Dataset listings of figures
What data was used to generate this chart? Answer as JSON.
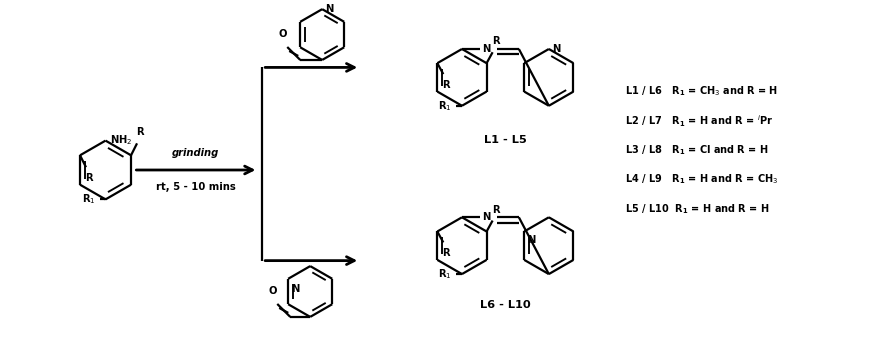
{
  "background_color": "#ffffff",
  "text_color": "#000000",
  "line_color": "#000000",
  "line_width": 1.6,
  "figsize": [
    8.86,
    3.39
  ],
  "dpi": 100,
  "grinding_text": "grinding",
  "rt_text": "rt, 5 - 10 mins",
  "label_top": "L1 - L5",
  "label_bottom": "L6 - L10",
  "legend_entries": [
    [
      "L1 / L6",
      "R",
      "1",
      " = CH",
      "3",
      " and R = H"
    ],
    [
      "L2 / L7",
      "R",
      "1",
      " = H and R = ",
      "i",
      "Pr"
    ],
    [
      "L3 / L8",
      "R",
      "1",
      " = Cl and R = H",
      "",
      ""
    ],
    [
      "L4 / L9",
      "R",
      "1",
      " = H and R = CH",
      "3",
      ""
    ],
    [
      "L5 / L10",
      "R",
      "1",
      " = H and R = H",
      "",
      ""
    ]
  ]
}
...
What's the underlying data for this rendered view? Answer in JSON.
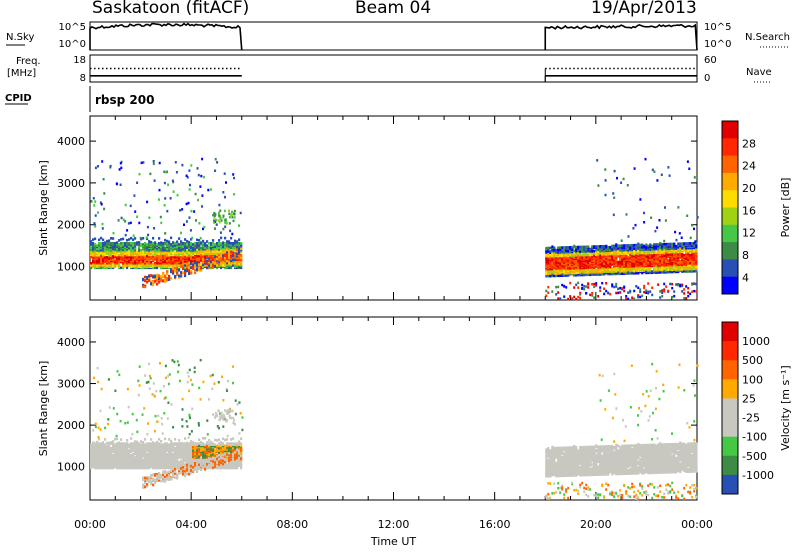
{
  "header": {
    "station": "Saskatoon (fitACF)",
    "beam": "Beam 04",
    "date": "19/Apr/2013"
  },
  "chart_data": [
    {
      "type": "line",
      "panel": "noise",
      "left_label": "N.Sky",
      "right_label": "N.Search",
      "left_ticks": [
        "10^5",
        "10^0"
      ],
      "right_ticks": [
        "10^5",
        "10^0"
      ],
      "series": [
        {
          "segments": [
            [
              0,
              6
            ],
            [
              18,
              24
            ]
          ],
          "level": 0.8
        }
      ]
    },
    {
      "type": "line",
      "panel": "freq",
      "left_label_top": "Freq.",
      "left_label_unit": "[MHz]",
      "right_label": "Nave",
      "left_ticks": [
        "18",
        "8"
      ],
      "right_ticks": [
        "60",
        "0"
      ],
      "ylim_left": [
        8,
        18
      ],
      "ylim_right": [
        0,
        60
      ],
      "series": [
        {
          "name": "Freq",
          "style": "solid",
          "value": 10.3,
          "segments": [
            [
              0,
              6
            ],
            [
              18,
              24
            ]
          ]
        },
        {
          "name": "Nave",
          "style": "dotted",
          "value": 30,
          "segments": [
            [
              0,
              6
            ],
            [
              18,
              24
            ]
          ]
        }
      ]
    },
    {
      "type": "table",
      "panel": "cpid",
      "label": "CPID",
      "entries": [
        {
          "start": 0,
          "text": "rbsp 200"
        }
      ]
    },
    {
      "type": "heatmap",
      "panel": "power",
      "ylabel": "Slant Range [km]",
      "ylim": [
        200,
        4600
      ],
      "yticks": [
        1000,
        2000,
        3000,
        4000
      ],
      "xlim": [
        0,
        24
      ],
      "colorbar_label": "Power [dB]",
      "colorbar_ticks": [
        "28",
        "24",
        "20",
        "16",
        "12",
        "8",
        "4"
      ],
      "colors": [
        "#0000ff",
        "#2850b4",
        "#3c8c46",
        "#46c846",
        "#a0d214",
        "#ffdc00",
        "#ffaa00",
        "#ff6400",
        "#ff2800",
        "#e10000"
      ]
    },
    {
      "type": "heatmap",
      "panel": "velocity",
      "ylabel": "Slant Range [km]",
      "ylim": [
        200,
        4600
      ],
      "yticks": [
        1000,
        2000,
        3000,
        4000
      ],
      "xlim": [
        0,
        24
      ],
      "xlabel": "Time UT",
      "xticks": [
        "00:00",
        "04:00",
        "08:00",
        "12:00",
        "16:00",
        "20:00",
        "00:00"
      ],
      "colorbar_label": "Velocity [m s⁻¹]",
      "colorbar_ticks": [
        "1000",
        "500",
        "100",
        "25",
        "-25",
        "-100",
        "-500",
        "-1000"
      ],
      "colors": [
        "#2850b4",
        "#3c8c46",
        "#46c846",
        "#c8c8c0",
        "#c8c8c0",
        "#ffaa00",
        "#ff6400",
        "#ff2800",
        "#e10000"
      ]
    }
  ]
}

**Problem to work on**: Find the lines holding "this" and list every one.

**Written response**:
What data was used to generate this chart? Answer as JSON.
What's the underlying data for this rendered view? Answer in JSON.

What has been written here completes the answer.